**SHORT EXERCISE:** Would you copy out the whole listing exactly as given?

**Dataset entries:**
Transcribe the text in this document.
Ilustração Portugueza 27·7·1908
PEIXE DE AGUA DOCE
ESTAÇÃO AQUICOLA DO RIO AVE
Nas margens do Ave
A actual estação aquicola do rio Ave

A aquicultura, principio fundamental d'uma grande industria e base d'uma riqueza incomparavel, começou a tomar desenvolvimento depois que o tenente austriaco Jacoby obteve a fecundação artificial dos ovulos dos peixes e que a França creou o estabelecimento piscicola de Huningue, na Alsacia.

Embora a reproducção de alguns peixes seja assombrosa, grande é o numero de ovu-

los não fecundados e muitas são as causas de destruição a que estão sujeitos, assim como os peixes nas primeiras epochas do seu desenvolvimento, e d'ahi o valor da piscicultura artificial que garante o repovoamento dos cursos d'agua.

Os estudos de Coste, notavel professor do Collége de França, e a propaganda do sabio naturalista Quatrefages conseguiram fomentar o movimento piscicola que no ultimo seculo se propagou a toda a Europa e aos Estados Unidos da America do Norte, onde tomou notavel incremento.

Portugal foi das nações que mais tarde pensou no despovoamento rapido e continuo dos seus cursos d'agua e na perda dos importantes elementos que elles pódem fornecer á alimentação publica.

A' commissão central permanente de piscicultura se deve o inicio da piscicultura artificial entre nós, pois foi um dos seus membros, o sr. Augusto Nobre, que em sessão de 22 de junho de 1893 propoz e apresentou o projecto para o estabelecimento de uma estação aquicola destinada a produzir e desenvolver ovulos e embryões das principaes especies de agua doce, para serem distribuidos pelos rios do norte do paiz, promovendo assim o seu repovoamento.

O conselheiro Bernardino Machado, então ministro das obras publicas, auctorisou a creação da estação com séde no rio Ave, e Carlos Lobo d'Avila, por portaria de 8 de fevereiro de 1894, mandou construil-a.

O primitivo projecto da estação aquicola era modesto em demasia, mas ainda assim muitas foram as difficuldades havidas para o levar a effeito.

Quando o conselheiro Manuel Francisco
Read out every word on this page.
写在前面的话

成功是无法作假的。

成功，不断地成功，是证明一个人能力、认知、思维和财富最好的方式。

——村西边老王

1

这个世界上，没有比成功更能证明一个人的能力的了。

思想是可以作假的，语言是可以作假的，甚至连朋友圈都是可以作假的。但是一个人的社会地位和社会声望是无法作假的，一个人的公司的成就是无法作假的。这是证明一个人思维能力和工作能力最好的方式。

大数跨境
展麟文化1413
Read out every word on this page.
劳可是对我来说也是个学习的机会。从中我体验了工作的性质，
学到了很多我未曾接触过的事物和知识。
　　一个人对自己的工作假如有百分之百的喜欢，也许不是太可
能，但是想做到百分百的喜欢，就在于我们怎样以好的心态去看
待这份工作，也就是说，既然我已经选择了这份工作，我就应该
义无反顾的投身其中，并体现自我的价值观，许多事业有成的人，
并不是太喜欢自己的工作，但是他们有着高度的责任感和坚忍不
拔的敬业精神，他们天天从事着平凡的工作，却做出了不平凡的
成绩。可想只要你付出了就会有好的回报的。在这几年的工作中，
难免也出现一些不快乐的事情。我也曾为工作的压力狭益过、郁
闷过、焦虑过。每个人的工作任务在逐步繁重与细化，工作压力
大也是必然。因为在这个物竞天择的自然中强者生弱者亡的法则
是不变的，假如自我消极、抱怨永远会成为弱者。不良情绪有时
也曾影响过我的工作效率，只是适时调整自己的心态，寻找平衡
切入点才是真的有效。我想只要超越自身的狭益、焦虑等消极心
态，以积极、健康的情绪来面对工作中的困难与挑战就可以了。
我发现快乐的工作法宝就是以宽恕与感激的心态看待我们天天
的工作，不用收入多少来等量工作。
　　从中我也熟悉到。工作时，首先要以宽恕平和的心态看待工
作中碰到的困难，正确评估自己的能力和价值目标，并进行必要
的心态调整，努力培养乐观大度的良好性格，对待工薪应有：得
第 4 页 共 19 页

**ANSWER FOR THIS EXERCISE:**
Transcribe the text in this document.
Ilustração Portugueza 27·7·1908
PEIXE DE AGUA DOCE
ESTAÇÃO AQUICOLA DO RIO AVE
Nas margens do Ave
A actual estação aquicola do rio Ave

A aquicultura, principio fundamental d'uma grande industria e base d'uma riqueza incomparavel, começou a tomar desenvolvimento depois que o tenente austriaco Jacoby obteve a fecundação artificial dos ovulos dos peixes e que a França creou o estabelecimento piscicola de Huningue, na Alsacia.

Embora a reproducção de alguns peixes seja assombrosa, grande é o numero de ovu-

los não fecundados e muitas são as causas de destruição a que estão sujeitos, assim como os peixes nas primeiras epochas do seu desenvolvimento, e d'ahi o valor da piscicultura artificial que garante o repovoamento dos cursos d'agua.

Os estudos de Coste, notavel professor do Collége de França, e a propaganda do sabio naturalista Quatrefages conseguiram fomentar o movimento piscicola que no ultimo seculo se propagou a toda a Europa e aos Estados Unidos da America do Norte, onde tomou notavel incremento.

Portugal foi das nações que mais tarde pensou no despovoamento rapido e continuo dos seus cursos d'agua e na perda dos importantes elementos que elles pódem fornecer á alimentação publica.

A' commissão central permanente de piscicultura se deve o inicio da piscicultura artificial entre nós, pois foi um dos seus membros, o sr. Augusto Nobre, que em sessão de 22 de junho de 1893 propoz e apresentou o projecto para o estabelecimento de uma estação aquicola destinada a produzir e desenvolver ovulos e embryões das principaes especies de agua doce, para serem distribuidos pelos rios do norte do paiz, promovendo assim o seu repovoamento.

O conselheiro Bernardino Machado, então ministro das obras publicas, auctorisou a creação da estação com séde no rio Ave, e Carlos Lobo d'Avila, por portaria de 8 de fevereiro de 1894, mandou construil-a.

O primitivo projecto da estação aquicola era modesto em demasia, mas ainda assim muitas foram as difficuldades havidas para o levar a effeito.

Quando o conselheiro Manuel Francisco
Read out every word on this page.
写在前面的话

成功是无法作假的。

成功，不断地成功，是证明一个人能力、认知、思维和财富最好的方式。

——村西边老王

1

这个世界上，没有比成功更能证明一个人的能力的了。

思想是可以作假的，语言是可以作假的，甚至连朋友圈都是可以作假的。但是一个人的社会地位和社会声望是无法作假的，一个人的公司的成就是无法作假的。这是证明一个人思维能力和工作能力最好的方式。

大数跨境
展麟文化1413
Read out every word on this page.
劳可是对我来说也是个学习的机会。从中我体验了工作的性质，
学到了很多我未曾接触过的事物和知识。
　　一个人对自己的工作假如有百分之百的喜欢，也许不是太可
能，但是想做到百分百的喜欢，就在于我们怎样以好的心态去看
待这份工作，也就是说，既然我已经选择了这份工作，我就应该
义无反顾的投身其中，并体现自我的价值观，许多事业有成的人，
并不是太喜欢自己的工作，但是他们有着高度的责任感和坚忍不
拔的敬业精神，他们天天从事着平凡的工作，却做出了不平凡的
成绩。可想只要你付出了就会有好的回报的。在这几年的工作中，
难免也出现一些不快乐的事情。我也曾为工作的压力狭益过、郁
闷过、焦虑过。每个人的工作任务在逐步繁重与细化，工作压力
大也是必然。因为在这个物竞天择的自然中强者生弱者亡的法则
是不变的，假如自我消极、抱怨永远会成为弱者。不良情绪有时
也曾影响过我的工作效率，只是适时调整自己的心态，寻找平衡
切入点才是真的有效。我想只要超越自身的狭益、焦虑等消极心
态，以积极、健康的情绪来面对工作中的困难与挑战就可以了。
我发现快乐的工作法宝就是以宽恕与感激的心态看待我们天天
的工作，不用收入多少来等量工作。
　　从中我也熟悉到。工作时，首先要以宽恕平和的心态看待工
作中碰到的困难，正确评估自己的能力和价值目标，并进行必要
的心态调整，努力培养乐观大度的良好性格，对待工薪应有：得
第 4 页 共 19 页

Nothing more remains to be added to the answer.